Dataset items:
────────────────────

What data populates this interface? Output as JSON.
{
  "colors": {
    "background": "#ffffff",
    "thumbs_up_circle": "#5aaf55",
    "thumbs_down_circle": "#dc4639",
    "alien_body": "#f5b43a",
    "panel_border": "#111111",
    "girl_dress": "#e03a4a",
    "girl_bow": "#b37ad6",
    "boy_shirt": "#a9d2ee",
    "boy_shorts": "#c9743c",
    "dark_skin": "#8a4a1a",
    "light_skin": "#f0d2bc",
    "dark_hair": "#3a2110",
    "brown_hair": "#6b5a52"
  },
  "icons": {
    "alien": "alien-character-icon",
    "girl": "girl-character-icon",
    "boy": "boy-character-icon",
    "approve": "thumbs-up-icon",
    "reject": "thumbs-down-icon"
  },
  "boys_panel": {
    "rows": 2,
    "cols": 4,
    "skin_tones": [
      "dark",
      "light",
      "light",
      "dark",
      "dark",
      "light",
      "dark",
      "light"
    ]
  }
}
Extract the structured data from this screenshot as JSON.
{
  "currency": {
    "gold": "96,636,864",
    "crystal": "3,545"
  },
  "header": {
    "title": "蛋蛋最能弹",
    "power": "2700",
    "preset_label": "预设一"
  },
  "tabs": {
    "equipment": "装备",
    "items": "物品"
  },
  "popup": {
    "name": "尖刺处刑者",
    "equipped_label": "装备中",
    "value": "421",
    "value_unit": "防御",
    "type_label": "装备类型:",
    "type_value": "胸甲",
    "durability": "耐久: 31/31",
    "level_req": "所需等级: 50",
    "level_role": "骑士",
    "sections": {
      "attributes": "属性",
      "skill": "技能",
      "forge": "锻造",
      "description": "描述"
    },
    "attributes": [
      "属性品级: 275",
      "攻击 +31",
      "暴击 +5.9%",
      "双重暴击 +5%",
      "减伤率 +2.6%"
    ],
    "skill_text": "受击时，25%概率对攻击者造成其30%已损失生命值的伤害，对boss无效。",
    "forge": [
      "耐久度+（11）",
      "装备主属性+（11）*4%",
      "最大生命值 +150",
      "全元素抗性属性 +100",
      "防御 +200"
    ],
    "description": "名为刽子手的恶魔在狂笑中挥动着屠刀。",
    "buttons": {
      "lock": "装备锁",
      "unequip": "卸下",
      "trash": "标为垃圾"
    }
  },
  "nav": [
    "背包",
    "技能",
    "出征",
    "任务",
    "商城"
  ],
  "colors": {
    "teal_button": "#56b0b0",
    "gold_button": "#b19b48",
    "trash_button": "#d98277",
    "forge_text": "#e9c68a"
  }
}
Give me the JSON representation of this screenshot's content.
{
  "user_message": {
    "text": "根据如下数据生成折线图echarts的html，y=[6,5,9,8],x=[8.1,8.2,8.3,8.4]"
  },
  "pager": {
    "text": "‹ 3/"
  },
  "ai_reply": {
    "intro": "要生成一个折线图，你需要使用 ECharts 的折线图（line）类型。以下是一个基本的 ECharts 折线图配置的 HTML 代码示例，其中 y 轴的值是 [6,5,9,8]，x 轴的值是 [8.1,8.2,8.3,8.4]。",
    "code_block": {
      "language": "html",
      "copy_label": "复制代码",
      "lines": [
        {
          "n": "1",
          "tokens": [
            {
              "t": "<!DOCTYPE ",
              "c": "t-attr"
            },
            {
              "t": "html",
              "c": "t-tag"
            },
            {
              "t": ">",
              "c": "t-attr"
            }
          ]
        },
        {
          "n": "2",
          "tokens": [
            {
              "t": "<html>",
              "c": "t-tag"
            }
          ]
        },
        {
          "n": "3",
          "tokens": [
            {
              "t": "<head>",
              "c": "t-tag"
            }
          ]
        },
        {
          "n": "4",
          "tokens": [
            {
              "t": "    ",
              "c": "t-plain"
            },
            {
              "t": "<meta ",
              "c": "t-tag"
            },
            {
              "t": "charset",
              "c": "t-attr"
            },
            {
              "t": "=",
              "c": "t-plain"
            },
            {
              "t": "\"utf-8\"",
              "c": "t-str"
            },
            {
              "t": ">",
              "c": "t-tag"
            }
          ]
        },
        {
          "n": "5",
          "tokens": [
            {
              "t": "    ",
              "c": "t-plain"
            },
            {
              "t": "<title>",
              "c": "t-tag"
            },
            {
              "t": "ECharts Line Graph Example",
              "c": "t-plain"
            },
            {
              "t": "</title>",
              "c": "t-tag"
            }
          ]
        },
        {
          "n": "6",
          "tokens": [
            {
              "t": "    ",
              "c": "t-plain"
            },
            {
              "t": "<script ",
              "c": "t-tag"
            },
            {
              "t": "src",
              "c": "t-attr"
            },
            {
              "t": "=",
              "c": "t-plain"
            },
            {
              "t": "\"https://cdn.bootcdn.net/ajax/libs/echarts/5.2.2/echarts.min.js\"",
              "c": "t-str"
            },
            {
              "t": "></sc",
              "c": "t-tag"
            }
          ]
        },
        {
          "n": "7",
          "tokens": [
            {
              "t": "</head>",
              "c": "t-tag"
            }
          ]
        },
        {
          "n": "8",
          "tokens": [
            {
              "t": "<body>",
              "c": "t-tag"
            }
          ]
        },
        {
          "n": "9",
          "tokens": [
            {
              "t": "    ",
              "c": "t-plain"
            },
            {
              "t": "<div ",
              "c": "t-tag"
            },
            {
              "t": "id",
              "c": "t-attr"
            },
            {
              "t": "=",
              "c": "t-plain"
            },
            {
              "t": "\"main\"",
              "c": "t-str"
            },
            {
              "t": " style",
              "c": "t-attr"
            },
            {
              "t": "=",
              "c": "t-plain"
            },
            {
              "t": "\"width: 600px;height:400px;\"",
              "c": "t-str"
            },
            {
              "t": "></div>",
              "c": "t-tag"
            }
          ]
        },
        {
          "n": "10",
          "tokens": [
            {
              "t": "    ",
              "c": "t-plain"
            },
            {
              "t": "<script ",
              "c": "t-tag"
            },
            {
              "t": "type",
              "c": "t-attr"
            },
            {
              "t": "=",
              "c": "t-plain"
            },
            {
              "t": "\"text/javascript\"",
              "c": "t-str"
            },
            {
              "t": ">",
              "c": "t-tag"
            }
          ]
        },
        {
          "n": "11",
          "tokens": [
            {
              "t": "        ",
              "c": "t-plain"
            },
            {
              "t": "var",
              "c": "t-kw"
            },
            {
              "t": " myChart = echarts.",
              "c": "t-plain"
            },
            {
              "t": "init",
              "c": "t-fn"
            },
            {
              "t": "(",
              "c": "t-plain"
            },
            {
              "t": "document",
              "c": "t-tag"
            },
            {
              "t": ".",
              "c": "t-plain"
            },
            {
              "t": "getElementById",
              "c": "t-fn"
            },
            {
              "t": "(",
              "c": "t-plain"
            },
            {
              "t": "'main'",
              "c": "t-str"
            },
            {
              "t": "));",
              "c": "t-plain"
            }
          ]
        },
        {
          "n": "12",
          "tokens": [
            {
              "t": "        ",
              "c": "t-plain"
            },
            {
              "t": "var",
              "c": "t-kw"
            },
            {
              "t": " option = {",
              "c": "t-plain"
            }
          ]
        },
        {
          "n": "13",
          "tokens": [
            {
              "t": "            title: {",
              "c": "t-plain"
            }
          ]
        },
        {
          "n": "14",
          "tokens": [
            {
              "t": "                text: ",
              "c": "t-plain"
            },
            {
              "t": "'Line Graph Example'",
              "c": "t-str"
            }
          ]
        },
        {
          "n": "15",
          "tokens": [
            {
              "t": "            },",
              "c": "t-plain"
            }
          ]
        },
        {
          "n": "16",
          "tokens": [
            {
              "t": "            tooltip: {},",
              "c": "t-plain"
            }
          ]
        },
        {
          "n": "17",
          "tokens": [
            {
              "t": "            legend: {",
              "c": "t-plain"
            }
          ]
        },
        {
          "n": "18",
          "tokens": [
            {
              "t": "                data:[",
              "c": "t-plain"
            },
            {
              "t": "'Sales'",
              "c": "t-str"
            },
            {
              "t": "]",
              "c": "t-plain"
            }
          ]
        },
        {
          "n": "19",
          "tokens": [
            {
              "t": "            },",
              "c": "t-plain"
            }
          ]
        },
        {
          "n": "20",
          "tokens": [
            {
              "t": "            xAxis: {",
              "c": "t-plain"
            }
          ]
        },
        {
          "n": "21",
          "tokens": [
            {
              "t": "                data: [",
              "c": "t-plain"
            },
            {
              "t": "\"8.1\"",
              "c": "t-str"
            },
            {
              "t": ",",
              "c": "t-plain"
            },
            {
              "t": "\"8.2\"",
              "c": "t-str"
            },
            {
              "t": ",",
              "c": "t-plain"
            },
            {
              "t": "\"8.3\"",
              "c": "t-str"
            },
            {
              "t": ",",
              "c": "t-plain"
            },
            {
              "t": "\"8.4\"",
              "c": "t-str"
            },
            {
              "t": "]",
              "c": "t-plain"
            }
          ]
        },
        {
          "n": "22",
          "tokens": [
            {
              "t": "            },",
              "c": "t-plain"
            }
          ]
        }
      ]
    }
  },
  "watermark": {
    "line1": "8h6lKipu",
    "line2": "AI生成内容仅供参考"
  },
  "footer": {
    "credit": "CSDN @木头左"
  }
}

────────────────────

*Exercise prompt*:
Each line containing the word "screenshot" counts once; say how many such lines there are, giving only the number.

*Written response*:
2